• [WHAT IS EXPECTED]:
Find the lines of data that contain the string "name", then list them.

Records that describe figures
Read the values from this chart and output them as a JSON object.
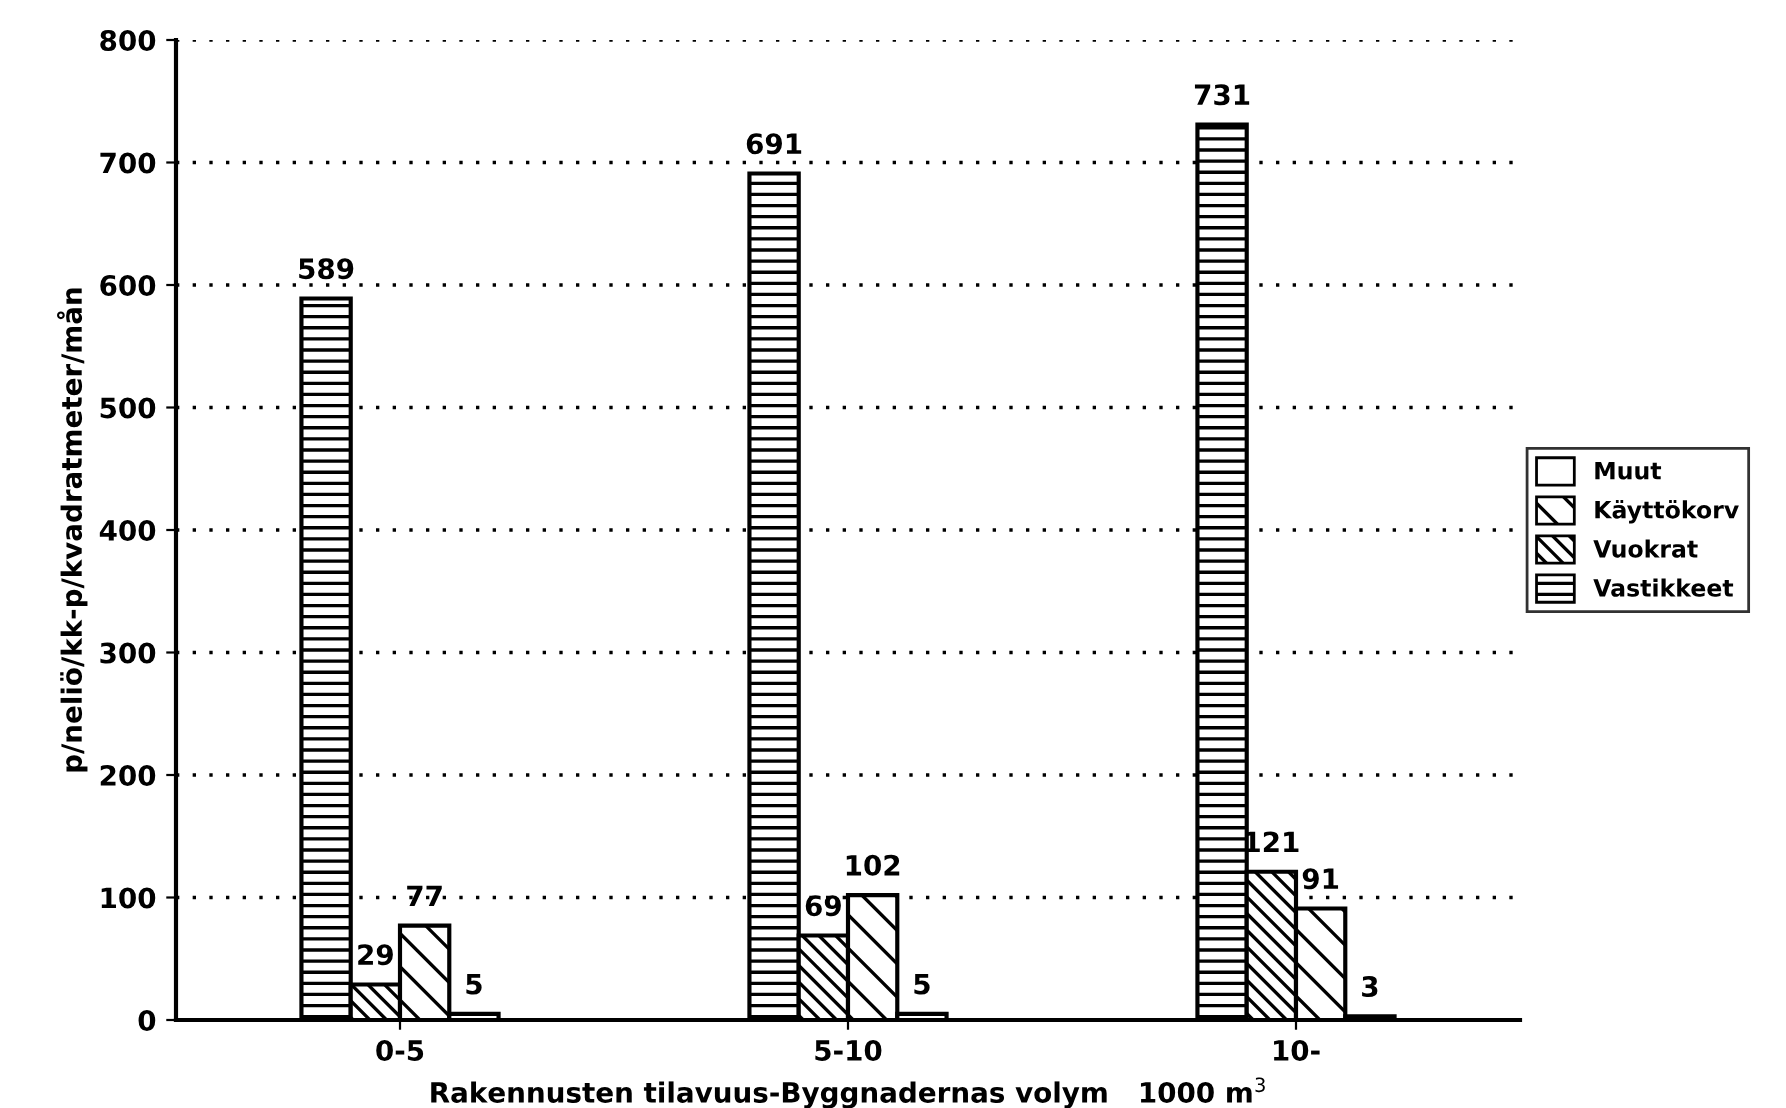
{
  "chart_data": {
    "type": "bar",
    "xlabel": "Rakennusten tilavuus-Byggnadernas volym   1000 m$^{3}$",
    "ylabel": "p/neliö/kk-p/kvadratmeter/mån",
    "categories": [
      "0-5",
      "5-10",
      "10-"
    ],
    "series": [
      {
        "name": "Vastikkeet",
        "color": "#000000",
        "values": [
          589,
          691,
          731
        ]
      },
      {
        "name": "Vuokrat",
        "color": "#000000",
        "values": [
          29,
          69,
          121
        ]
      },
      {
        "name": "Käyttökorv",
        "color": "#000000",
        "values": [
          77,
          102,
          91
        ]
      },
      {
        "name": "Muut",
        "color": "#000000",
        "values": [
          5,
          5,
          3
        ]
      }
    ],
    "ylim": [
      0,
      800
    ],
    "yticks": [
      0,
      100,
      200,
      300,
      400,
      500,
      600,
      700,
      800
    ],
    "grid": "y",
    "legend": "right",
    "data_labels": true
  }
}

• [REPLY TO THE TASK]:
        "name": "Vastikkeet",
        "name": "Vuokrat",
        "name": "Käyttökorv",
        "name": "Muut",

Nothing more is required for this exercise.